• Texte de lecture:
_ _ _ _ _ _ _

Un deuil national a été observé hier dimanche, au surlendemain de l’attentat revendiqué par l’Etat islamique qui a fait au moins 137 morts dans une salle de concert de la banlieue de Moscou. Vladimir Poutine a allumé un cierge dans la chapelle de sa résidence de Nono-Ogarevo à cette occasion. Samedi, il s’est exprimé sans mentionner la revendication de l’organisation Etat islamique, et le régime travaille depuis à faire porter des responsabilités sur… l’Ukraine – pour y motiver une augmentation de ses frappes.
Vendredi 22 mars au soir, Moscou connaissait l’un des attentats les plus sanglants de son histoire. A l’heure où ces lignes sont écrites, le bilan humain s’est considérablement alourdi. On décompte ainsi au moins 137 personnes assassinées et 114 blessées causés par cette attaque armée qui a été suivie de l’incendie du Crocus City Hall, salle de concert de la proche banlieue moscovite située à Krasnogork. Le Kremlin a annoncé l’arrestation de quatre des onze terroristes présumés impliqués lors de cette équipée sauvage et meurtrière.

_ _ _ _ _ _ _

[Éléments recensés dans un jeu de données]

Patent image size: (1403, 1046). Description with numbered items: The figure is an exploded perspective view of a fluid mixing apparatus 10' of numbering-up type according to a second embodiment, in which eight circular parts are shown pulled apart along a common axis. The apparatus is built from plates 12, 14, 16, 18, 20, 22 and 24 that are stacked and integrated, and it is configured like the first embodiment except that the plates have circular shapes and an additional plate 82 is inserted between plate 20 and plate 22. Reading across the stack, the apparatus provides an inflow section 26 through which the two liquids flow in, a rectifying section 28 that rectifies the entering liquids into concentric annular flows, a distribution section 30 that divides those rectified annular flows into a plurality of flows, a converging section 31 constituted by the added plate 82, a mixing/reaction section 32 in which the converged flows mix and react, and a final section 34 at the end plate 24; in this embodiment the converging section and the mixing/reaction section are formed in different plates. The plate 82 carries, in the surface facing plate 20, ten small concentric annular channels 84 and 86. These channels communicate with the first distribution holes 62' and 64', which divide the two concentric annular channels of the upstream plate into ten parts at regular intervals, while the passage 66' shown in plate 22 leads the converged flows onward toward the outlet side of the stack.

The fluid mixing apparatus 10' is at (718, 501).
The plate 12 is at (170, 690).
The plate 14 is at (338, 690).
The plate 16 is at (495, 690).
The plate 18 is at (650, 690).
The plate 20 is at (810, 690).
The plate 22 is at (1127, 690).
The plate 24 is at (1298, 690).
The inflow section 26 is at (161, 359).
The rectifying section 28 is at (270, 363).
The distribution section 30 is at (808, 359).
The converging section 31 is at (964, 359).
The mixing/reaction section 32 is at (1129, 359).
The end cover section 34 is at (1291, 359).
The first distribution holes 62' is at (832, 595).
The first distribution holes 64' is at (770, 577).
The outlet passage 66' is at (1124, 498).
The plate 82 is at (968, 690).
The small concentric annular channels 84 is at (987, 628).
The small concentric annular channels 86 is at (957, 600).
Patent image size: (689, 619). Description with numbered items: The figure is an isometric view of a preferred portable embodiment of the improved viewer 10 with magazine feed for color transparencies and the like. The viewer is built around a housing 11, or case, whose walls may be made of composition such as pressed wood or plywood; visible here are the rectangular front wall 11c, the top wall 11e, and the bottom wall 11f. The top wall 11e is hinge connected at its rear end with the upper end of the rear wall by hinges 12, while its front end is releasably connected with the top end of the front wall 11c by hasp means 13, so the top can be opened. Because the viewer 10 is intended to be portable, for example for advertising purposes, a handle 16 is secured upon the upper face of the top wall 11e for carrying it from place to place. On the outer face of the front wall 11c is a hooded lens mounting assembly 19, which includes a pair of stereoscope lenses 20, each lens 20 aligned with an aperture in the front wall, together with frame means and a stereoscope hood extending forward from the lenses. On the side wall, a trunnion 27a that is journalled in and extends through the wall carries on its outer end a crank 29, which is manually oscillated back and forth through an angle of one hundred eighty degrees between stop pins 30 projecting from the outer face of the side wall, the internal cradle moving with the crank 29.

_ _ _ _ _ _ _

• Consignes:
1. D'après l'article sur l'attentat de Moscou, combien de terroristes présumés le Kremlin a-t-il annoncé avoir arrêtés ?
2. Poursuivez l'article sur l'attentat de Moscou à la suite de sa dernière phrase.
La liste constitue un matériau distinct du texte.

• Réponses:
1. Quatre des onze terroristes présumés.

2.
Un attentat revendiqué par l’Etat islamique
Revendiqué par l’Etat islamique, l’attentat de Moscou rappellera à tous les Français les images traumatiques du 13 novembre 2015 au Bataclan. Dès le lendemain, le groupe Etat islamique publiait un communiqué décrivant l’opération : « Elle a été menée par quatre combattants du Califat armés de mitrailleuses, d’un pistolet, de couteaux et de bombes incendiaires ». Les djihadistes ont aussi précisé que l’attentat s’inscrivait dans le contexte plus large de « la guerre faisant rage » entre eux et tous « les pays combattant l’islam ». Visé par les spécialistes comme Wassim Nasr, le groupe Etat islamique au Khorasan est la piste privilégiée par les experts. Il ne s’agit pas d’un groupe mineur puisque l’EI-Khorasan d’origine afghane s’est fait connaître par une importante activité terroriste ces dernières années.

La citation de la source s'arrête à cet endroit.